- _WRITTEN TASK_
Select every line below containing the word "CryptoQuant".

- _SUPPLIED ENTRIES_
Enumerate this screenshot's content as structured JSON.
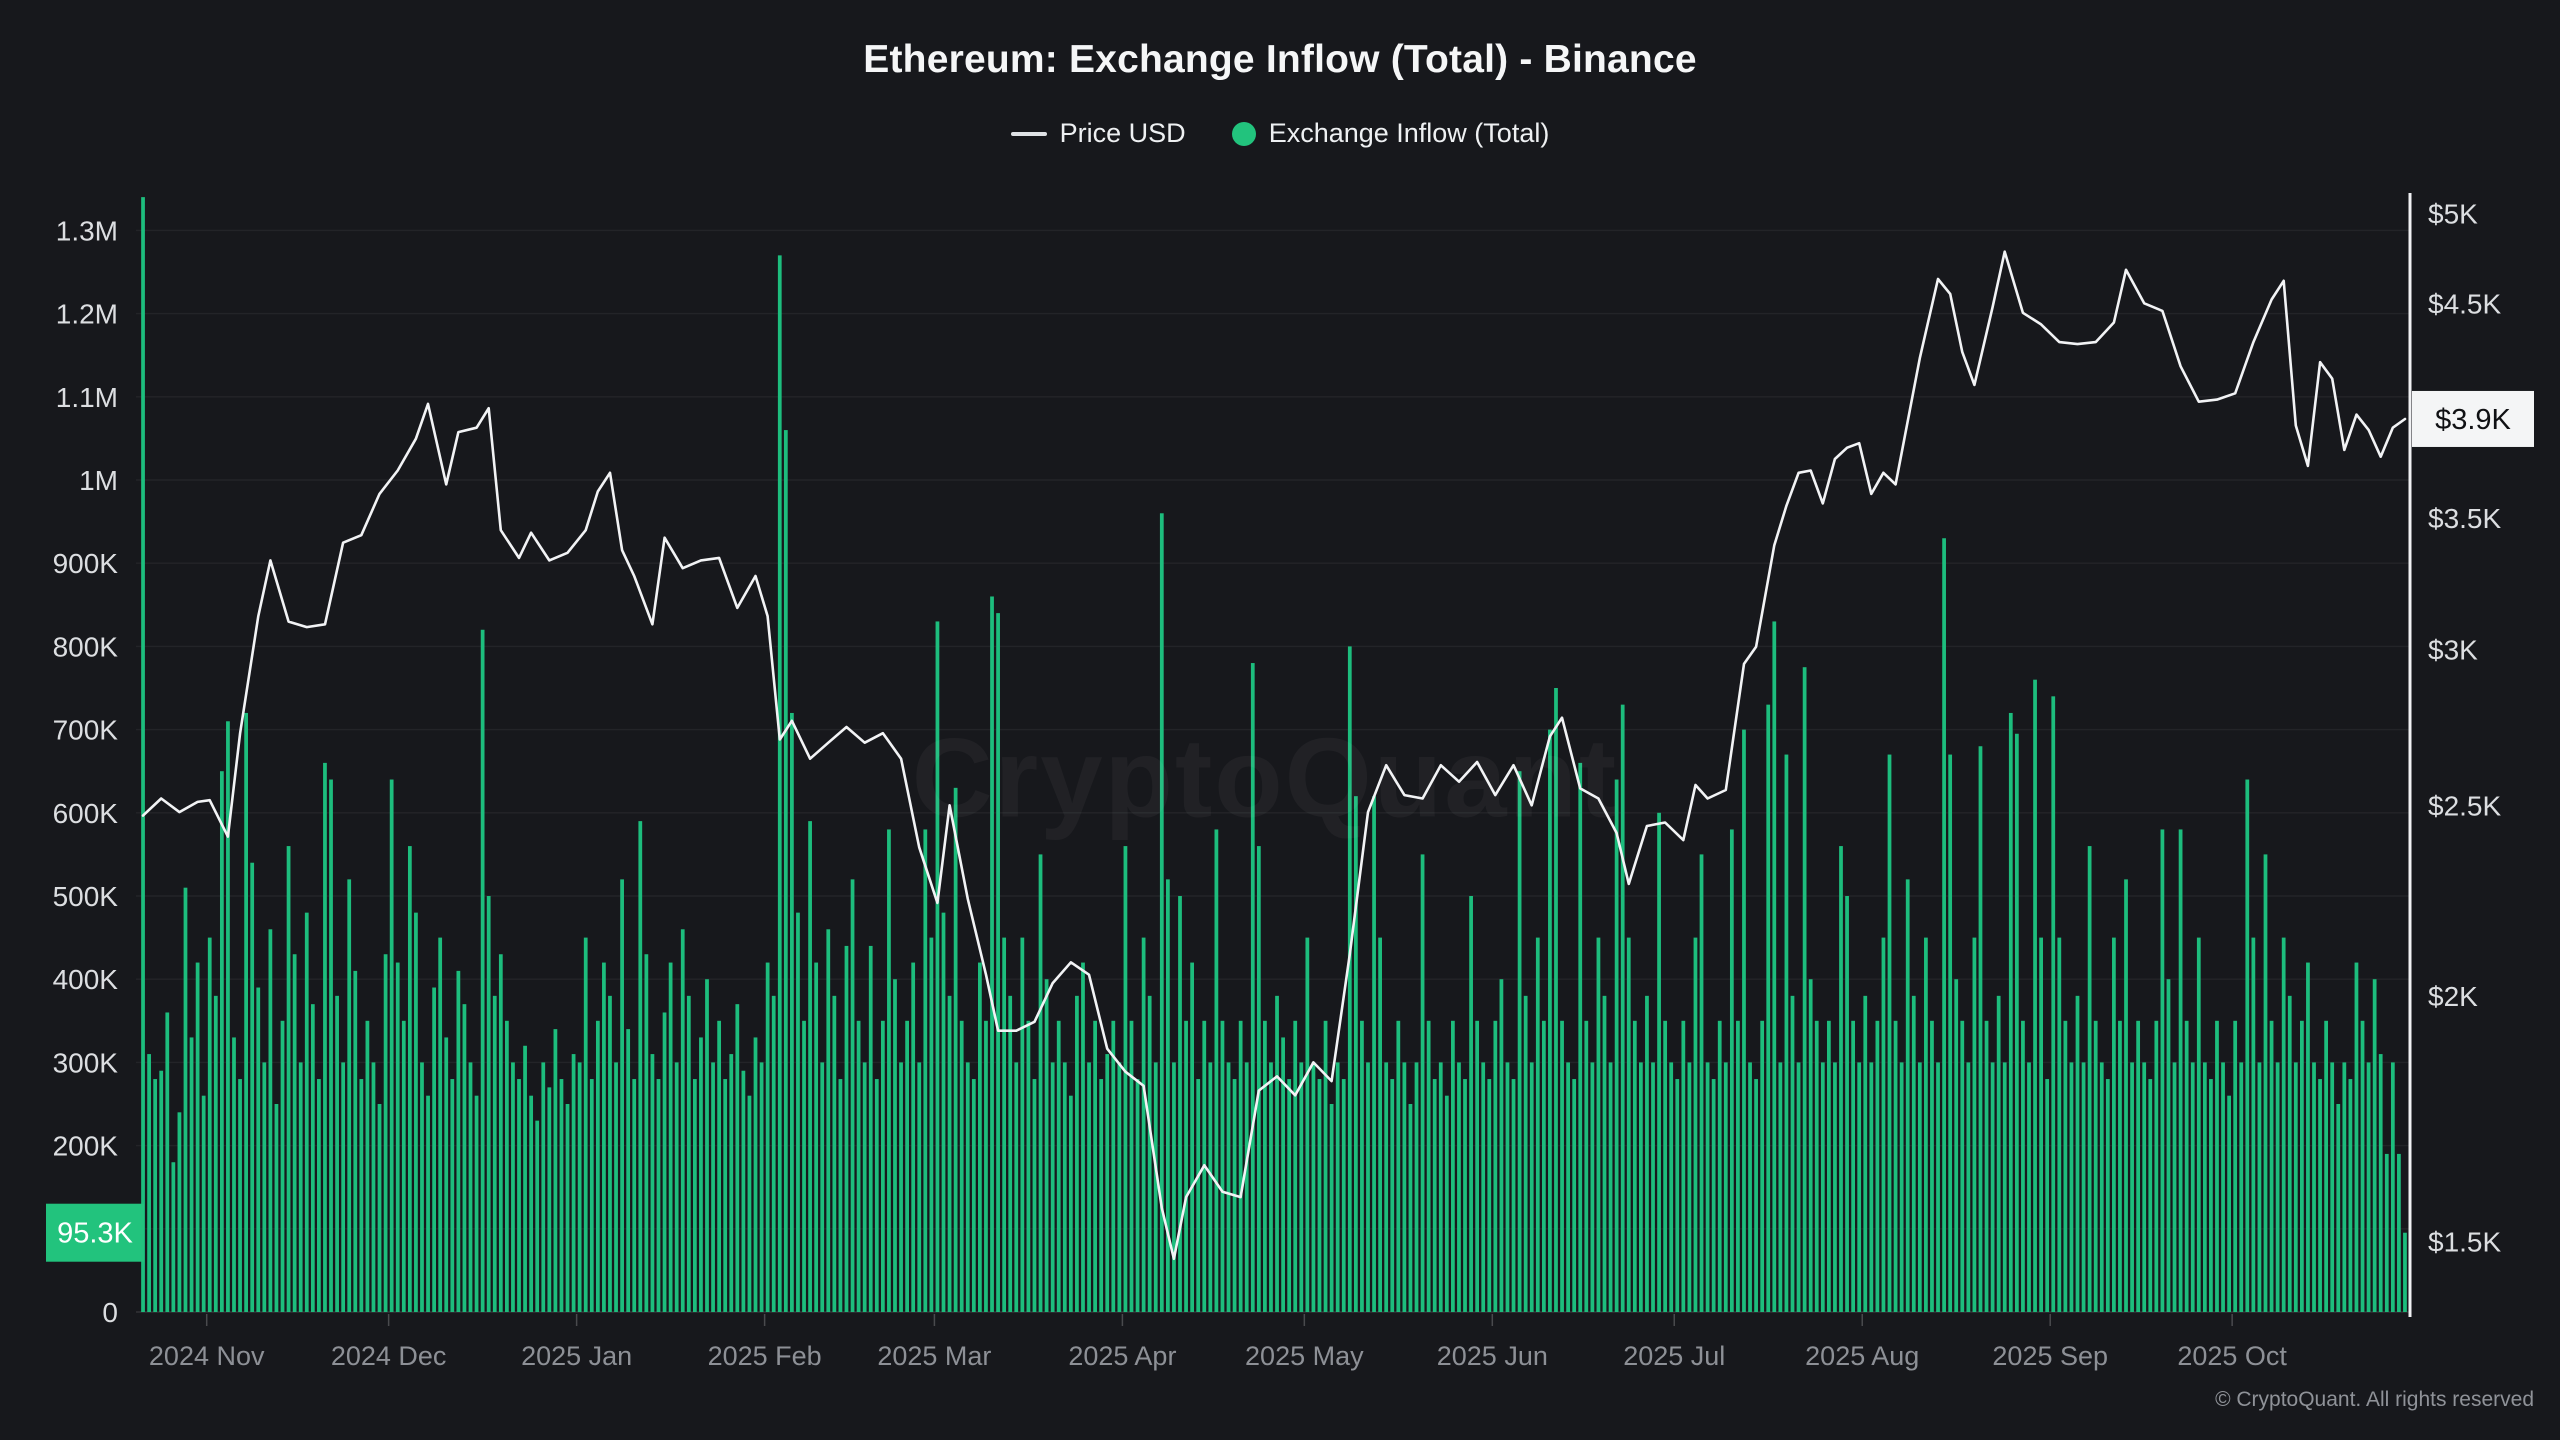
{
  "header": {
    "title": "Ethereum: Exchange Inflow (Total) - Binance"
  },
  "legend": {
    "items": [
      {
        "label": "Price USD",
        "marker": "line-dash",
        "color": "#f2f3f5"
      },
      {
        "label": "Exchange Inflow (Total)",
        "marker": "dot",
        "color": "#22c37d"
      }
    ]
  },
  "watermark": {
    "text": "CryptoQuant"
  },
  "footer": {
    "copyright": "© CryptoQuant. All rights reserved"
  },
  "badges": {
    "inflow_last": {
      "label": "95.3K",
      "value_k": 95.3,
      "bg": "#22c37d",
      "text_color": "#ffffff"
    },
    "price_last": {
      "label": "$3.9K",
      "value": 3930,
      "bg": "#f4f5f6",
      "text_color": "#101114"
    }
  },
  "colors": {
    "background": "#17181c",
    "bar": "#1dbd7d",
    "price_line": "#f2f3f5",
    "grid": "rgba(255,255,255,0.055)",
    "baseline": "rgba(255,255,255,0.12)",
    "axis_line": "#f0f1f3",
    "y_label": "#dcdee1",
    "x_label": "#8d9096"
  },
  "chart_data": {
    "type": "bar+line",
    "title": "Ethereum: Exchange Inflow (Total) - Binance",
    "date_range": {
      "start": "2024-10-21",
      "end": "2025-10-29",
      "days": 374
    },
    "grid": "horizontal-only",
    "legend_position": "top-center",
    "x_ticks": {
      "labels": [
        "2024 Nov",
        "2024 Dec",
        "2025 Jan",
        "2025 Feb",
        "2025 Mar",
        "2025 Apr",
        "2025 May",
        "2025 Jun",
        "2025 Jul",
        "2025 Aug",
        "2025 Sep",
        "2025 Oct"
      ],
      "day_offsets": [
        11,
        41,
        72,
        103,
        131,
        162,
        192,
        223,
        253,
        284,
        315,
        345
      ]
    },
    "left_axis": {
      "name": "Exchange Inflow (Total)",
      "unit": "ETH",
      "scale": "linear",
      "ylim_k": [
        0,
        1350
      ],
      "tick_values_k": [
        0,
        200,
        300,
        400,
        500,
        600,
        700,
        800,
        900,
        1000,
        1100,
        1200,
        1300
      ],
      "tick_labels": [
        "0",
        "200K",
        "300K",
        "400K",
        "500K",
        "600K",
        "700K",
        "800K",
        "900K",
        "1M",
        "1.1M",
        "1.2M",
        "1.3M"
      ],
      "grid_values_k": [
        100,
        200,
        300,
        400,
        500,
        600,
        700,
        800,
        900,
        1000,
        1100,
        1200,
        1300
      ]
    },
    "right_axis": {
      "name": "Price USD",
      "unit": "USD",
      "scale": "log",
      "ylim": [
        1430,
        5250
      ],
      "tick_values": [
        1500,
        2000,
        2500,
        3000,
        3500,
        4500,
        5000
      ],
      "tick_labels": [
        "$1.5K",
        "$2K",
        "$2.5K",
        "$3K",
        "$3.5K",
        "$4.5K",
        "$5K"
      ]
    },
    "series": [
      {
        "name": "Exchange Inflow (Total)",
        "type": "bar",
        "unit": "thousand ETH",
        "color": "#1dbd7d",
        "values_k": [
          1340,
          310,
          280,
          290,
          360,
          180,
          240,
          510,
          330,
          420,
          260,
          450,
          380,
          650,
          710,
          330,
          280,
          720,
          540,
          390,
          300,
          460,
          250,
          350,
          560,
          430,
          300,
          480,
          370,
          280,
          660,
          640,
          380,
          300,
          520,
          410,
          280,
          350,
          300,
          250,
          430,
          640,
          420,
          350,
          560,
          480,
          300,
          260,
          390,
          450,
          330,
          280,
          410,
          370,
          300,
          260,
          820,
          500,
          380,
          430,
          350,
          300,
          280,
          320,
          260,
          230,
          300,
          270,
          340,
          280,
          250,
          310,
          300,
          450,
          280,
          350,
          420,
          380,
          300,
          520,
          340,
          280,
          590,
          430,
          310,
          280,
          360,
          420,
          300,
          460,
          380,
          280,
          330,
          400,
          300,
          350,
          280,
          310,
          370,
          290,
          260,
          330,
          300,
          420,
          380,
          1270,
          1060,
          720,
          480,
          350,
          590,
          420,
          300,
          460,
          380,
          280,
          440,
          520,
          350,
          300,
          440,
          280,
          350,
          580,
          400,
          300,
          350,
          420,
          300,
          580,
          450,
          830,
          480,
          380,
          630,
          350,
          300,
          280,
          420,
          350,
          860,
          840,
          450,
          380,
          300,
          450,
          350,
          280,
          550,
          400,
          300,
          350,
          300,
          260,
          380,
          420,
          300,
          350,
          280,
          310,
          350,
          300,
          560,
          350,
          280,
          450,
          380,
          300,
          960,
          520,
          300,
          500,
          350,
          420,
          280,
          350,
          300,
          580,
          350,
          300,
          280,
          350,
          300,
          780,
          560,
          350,
          300,
          380,
          330,
          280,
          350,
          300,
          450,
          300,
          280,
          350,
          250,
          300,
          280,
          800,
          620,
          350,
          300,
          620,
          450,
          300,
          280,
          350,
          300,
          250,
          300,
          550,
          350,
          280,
          300,
          260,
          350,
          300,
          280,
          500,
          350,
          300,
          280,
          350,
          400,
          300,
          280,
          650,
          380,
          300,
          450,
          350,
          700,
          750,
          350,
          300,
          280,
          660,
          350,
          300,
          450,
          380,
          300,
          640,
          730,
          450,
          350,
          300,
          380,
          300,
          600,
          350,
          300,
          280,
          350,
          300,
          450,
          550,
          300,
          280,
          350,
          300,
          580,
          350,
          700,
          300,
          280,
          350,
          730,
          830,
          300,
          670,
          380,
          300,
          775,
          400,
          350,
          300,
          350,
          300,
          560,
          500,
          350,
          300,
          380,
          300,
          350,
          450,
          670,
          350,
          300,
          520,
          380,
          300,
          450,
          350,
          300,
          930,
          670,
          400,
          350,
          300,
          450,
          680,
          350,
          300,
          380,
          300,
          720,
          695,
          350,
          300,
          760,
          450,
          280,
          740,
          450,
          350,
          300,
          380,
          300,
          560,
          350,
          300,
          280,
          450,
          350,
          520,
          300,
          350,
          300,
          280,
          350,
          580,
          400,
          300,
          580,
          350,
          300,
          450,
          300,
          280,
          350,
          300,
          260,
          350,
          300,
          640,
          450,
          300,
          550,
          350,
          300,
          450,
          380,
          300,
          350,
          420,
          300,
          280,
          350,
          300,
          250,
          300,
          280,
          420,
          350,
          300,
          400,
          310,
          190,
          300,
          190,
          95.3
        ]
      },
      {
        "name": "Price USD",
        "type": "line",
        "unit": "USD",
        "color": "#f2f3f5",
        "points_day_value": [
          [
            0,
            2470
          ],
          [
            3,
            2520
          ],
          [
            6,
            2480
          ],
          [
            9,
            2510
          ],
          [
            11,
            2515
          ],
          [
            14,
            2410
          ],
          [
            16,
            2720
          ],
          [
            19,
            3120
          ],
          [
            21,
            3330
          ],
          [
            24,
            3100
          ],
          [
            27,
            3080
          ],
          [
            30,
            3090
          ],
          [
            33,
            3400
          ],
          [
            36,
            3430
          ],
          [
            39,
            3600
          ],
          [
            42,
            3700
          ],
          [
            45,
            3840
          ],
          [
            47,
            4000
          ],
          [
            50,
            3640
          ],
          [
            52,
            3870
          ],
          [
            55,
            3890
          ],
          [
            57,
            3980
          ],
          [
            59,
            3450
          ],
          [
            62,
            3340
          ],
          [
            64,
            3440
          ],
          [
            67,
            3330
          ],
          [
            70,
            3360
          ],
          [
            73,
            3450
          ],
          [
            75,
            3610
          ],
          [
            77,
            3690
          ],
          [
            79,
            3370
          ],
          [
            81,
            3270
          ],
          [
            84,
            3090
          ],
          [
            86,
            3420
          ],
          [
            89,
            3300
          ],
          [
            92,
            3330
          ],
          [
            95,
            3340
          ],
          [
            98,
            3150
          ],
          [
            101,
            3270
          ],
          [
            103,
            3120
          ],
          [
            105,
            2700
          ],
          [
            107,
            2760
          ],
          [
            110,
            2640
          ],
          [
            113,
            2690
          ],
          [
            116,
            2740
          ],
          [
            119,
            2690
          ],
          [
            122,
            2720
          ],
          [
            125,
            2640
          ],
          [
            128,
            2380
          ],
          [
            131,
            2230
          ],
          [
            133,
            2500
          ],
          [
            136,
            2240
          ],
          [
            139,
            2050
          ],
          [
            141,
            1920
          ],
          [
            144,
            1920
          ],
          [
            147,
            1940
          ],
          [
            150,
            2030
          ],
          [
            153,
            2080
          ],
          [
            156,
            2050
          ],
          [
            159,
            1880
          ],
          [
            162,
            1830
          ],
          [
            165,
            1800
          ],
          [
            168,
            1560
          ],
          [
            170,
            1470
          ],
          [
            172,
            1580
          ],
          [
            175,
            1640
          ],
          [
            178,
            1590
          ],
          [
            181,
            1580
          ],
          [
            184,
            1790
          ],
          [
            187,
            1820
          ],
          [
            190,
            1780
          ],
          [
            193,
            1850
          ],
          [
            196,
            1810
          ],
          [
            199,
            2100
          ],
          [
            202,
            2480
          ],
          [
            205,
            2620
          ],
          [
            208,
            2530
          ],
          [
            211,
            2520
          ],
          [
            214,
            2620
          ],
          [
            217,
            2570
          ],
          [
            220,
            2630
          ],
          [
            223,
            2530
          ],
          [
            226,
            2620
          ],
          [
            229,
            2500
          ],
          [
            232,
            2710
          ],
          [
            234,
            2770
          ],
          [
            237,
            2550
          ],
          [
            240,
            2520
          ],
          [
            243,
            2420
          ],
          [
            245,
            2280
          ],
          [
            248,
            2440
          ],
          [
            251,
            2450
          ],
          [
            254,
            2400
          ],
          [
            256,
            2560
          ],
          [
            258,
            2520
          ],
          [
            261,
            2545
          ],
          [
            264,
            2950
          ],
          [
            266,
            3010
          ],
          [
            269,
            3390
          ],
          [
            271,
            3550
          ],
          [
            273,
            3690
          ],
          [
            275,
            3700
          ],
          [
            277,
            3560
          ],
          [
            279,
            3750
          ],
          [
            281,
            3800
          ],
          [
            283,
            3820
          ],
          [
            285,
            3600
          ],
          [
            287,
            3690
          ],
          [
            289,
            3640
          ],
          [
            293,
            4220
          ],
          [
            296,
            4630
          ],
          [
            298,
            4550
          ],
          [
            300,
            4250
          ],
          [
            302,
            4090
          ],
          [
            305,
            4480
          ],
          [
            307,
            4780
          ],
          [
            310,
            4450
          ],
          [
            313,
            4390
          ],
          [
            316,
            4300
          ],
          [
            319,
            4290
          ],
          [
            322,
            4300
          ],
          [
            325,
            4400
          ],
          [
            327,
            4680
          ],
          [
            330,
            4500
          ],
          [
            333,
            4460
          ],
          [
            336,
            4180
          ],
          [
            339,
            4010
          ],
          [
            342,
            4020
          ],
          [
            345,
            4050
          ],
          [
            348,
            4300
          ],
          [
            351,
            4520
          ],
          [
            353,
            4620
          ],
          [
            355,
            3900
          ],
          [
            357,
            3720
          ],
          [
            359,
            4200
          ],
          [
            361,
            4120
          ],
          [
            363,
            3790
          ],
          [
            365,
            3950
          ],
          [
            367,
            3880
          ],
          [
            369,
            3760
          ],
          [
            371,
            3890
          ],
          [
            373,
            3930
          ]
        ]
      }
    ],
    "last_values": {
      "inflow_label": "95.3K",
      "inflow_k": 95.3,
      "price_label": "$3.9K",
      "price": 3930
    }
  }
}
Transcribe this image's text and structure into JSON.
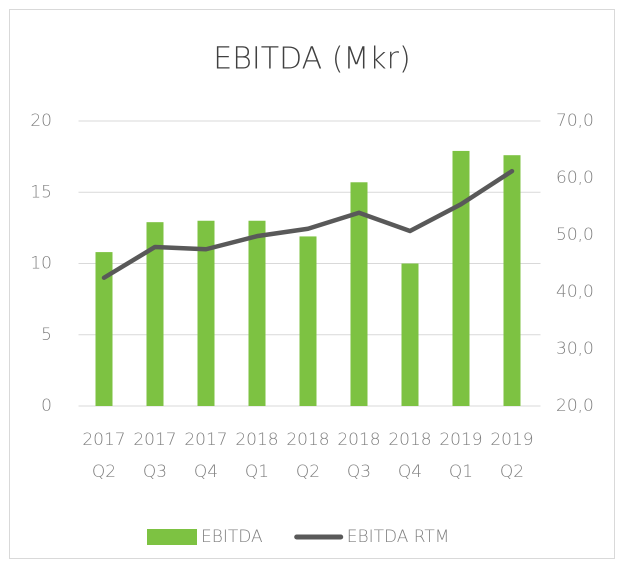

- _WRITTEN SOLUTION_
    "text": "CryptoQuant"
    "copyright": "© CryptoQuant. All rights reserved"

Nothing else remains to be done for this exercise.